# EXERCISE DESCRIPTION
Report each line of the data that has "Stimulate" somewhere in it.

# EXERCISE DATA
• • • • •

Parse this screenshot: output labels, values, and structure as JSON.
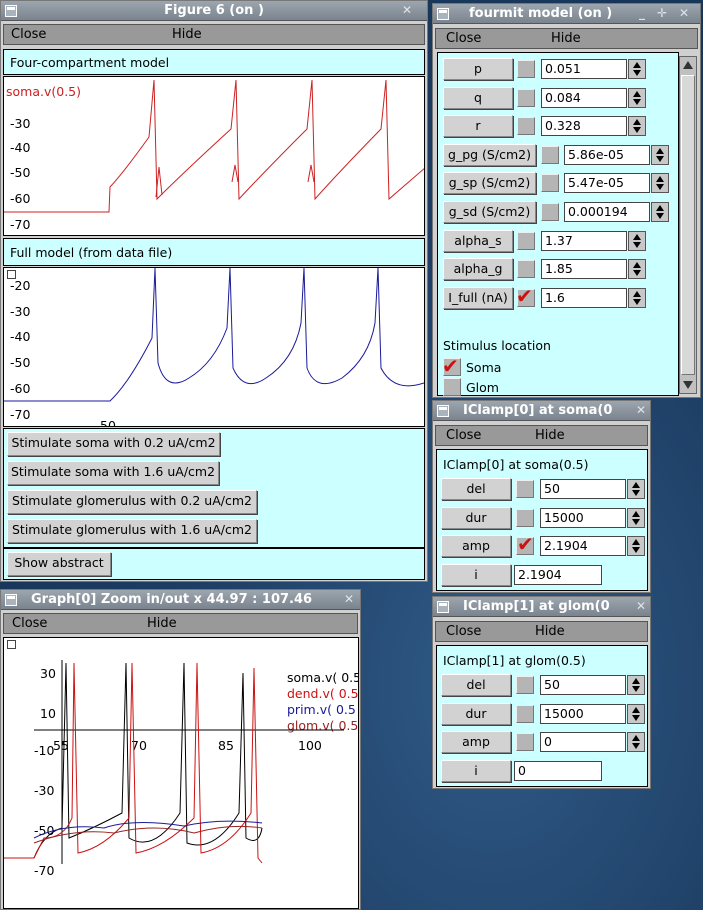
{
  "fig6": {
    "title": "Figure 6 (on )",
    "close": "Close",
    "hide": "Hide",
    "plot1": {
      "label": "Four-compartment model",
      "var": "soma.v(0.5)",
      "yticks": [
        "-30",
        "-40",
        "-50",
        "-60",
        "-70"
      ],
      "color": "#cc2222"
    },
    "plot2": {
      "label": "Full model (from data file)",
      "yticks": [
        "-20",
        "-30",
        "-40",
        "-50",
        "-60",
        "-70"
      ],
      "xticks": [
        "50"
      ],
      "color": "#1a1a99"
    },
    "stim_buttons": [
      "Stimulate soma with 0.2 uA/cm2",
      "Stimulate soma with 1.6 uA/cm2",
      "Stimulate glomerulus with 0.2 uA/cm2",
      "Stimulate glomerulus with 1.6 uA/cm2"
    ],
    "abstract": "Show abstract"
  },
  "fourmit": {
    "title": "fourmit model (on )",
    "close": "Close",
    "hide": "Hide",
    "params": [
      {
        "label": "p",
        "value": "0.051"
      },
      {
        "label": "q",
        "value": "0.084"
      },
      {
        "label": "r",
        "value": "0.328"
      },
      {
        "label": "g_pg (S/cm2)",
        "value": "5.86e-05"
      },
      {
        "label": "g_sp (S/cm2)",
        "value": "5.47e-05"
      },
      {
        "label": "g_sd (S/cm2)",
        "value": "0.000194"
      },
      {
        "label": "alpha_s",
        "value": "1.37"
      },
      {
        "label": "alpha_g",
        "value": "1.85"
      },
      {
        "label": "I_full (nA)",
        "value": "1.6"
      }
    ],
    "stim_location": "Stimulus location",
    "soma": "Soma",
    "glom": "Glom"
  },
  "iclamp0": {
    "title": "IClamp[0] at soma(0",
    "close": "Close",
    "hide": "Hide",
    "heading": "IClamp[0] at soma(0.5)",
    "fields": [
      {
        "label": "del",
        "value": "50"
      },
      {
        "label": "dur",
        "value": "15000"
      },
      {
        "label": "amp",
        "value": "2.1904"
      }
    ],
    "i_label": "i",
    "i_value": "2.1904"
  },
  "iclamp1": {
    "title": "IClamp[1] at glom(0",
    "close": "Close",
    "hide": "Hide",
    "heading": "IClamp[1] at glom(0.5)",
    "fields": [
      {
        "label": "del",
        "value": "50"
      },
      {
        "label": "dur",
        "value": "15000"
      },
      {
        "label": "amp",
        "value": "0"
      }
    ],
    "i_label": "i",
    "i_value": "0"
  },
  "graph0": {
    "title": "Graph[0] Zoom in/out x 44.97 : 107.46",
    "close": "Close",
    "hide": "Hide",
    "yticks": [
      "30",
      "10",
      "-10",
      "-30",
      "-50",
      "-70"
    ],
    "xticks": [
      "55",
      "70",
      "85",
      "100"
    ],
    "legend": [
      {
        "name": "soma.v( 0.5",
        "color": "#000000"
      },
      {
        "name": "dend.v( 0.5",
        "color": "#cc1111"
      },
      {
        "name": "prim.v( 0.5",
        "color": "#1a1a99"
      },
      {
        "name": "glom.v( 0.5",
        "color": "#992222"
      }
    ]
  }
}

• • • • •

# FINISHED EXERCISE
      "Stimulate soma with 0.2 uA/cm2",
      "Stimulate soma with 1.6 uA/cm2",
      "Stimulate glomerulus with 0.2 uA/cm2",
      "Stimulate glomerulus with 1.6 uA/cm2"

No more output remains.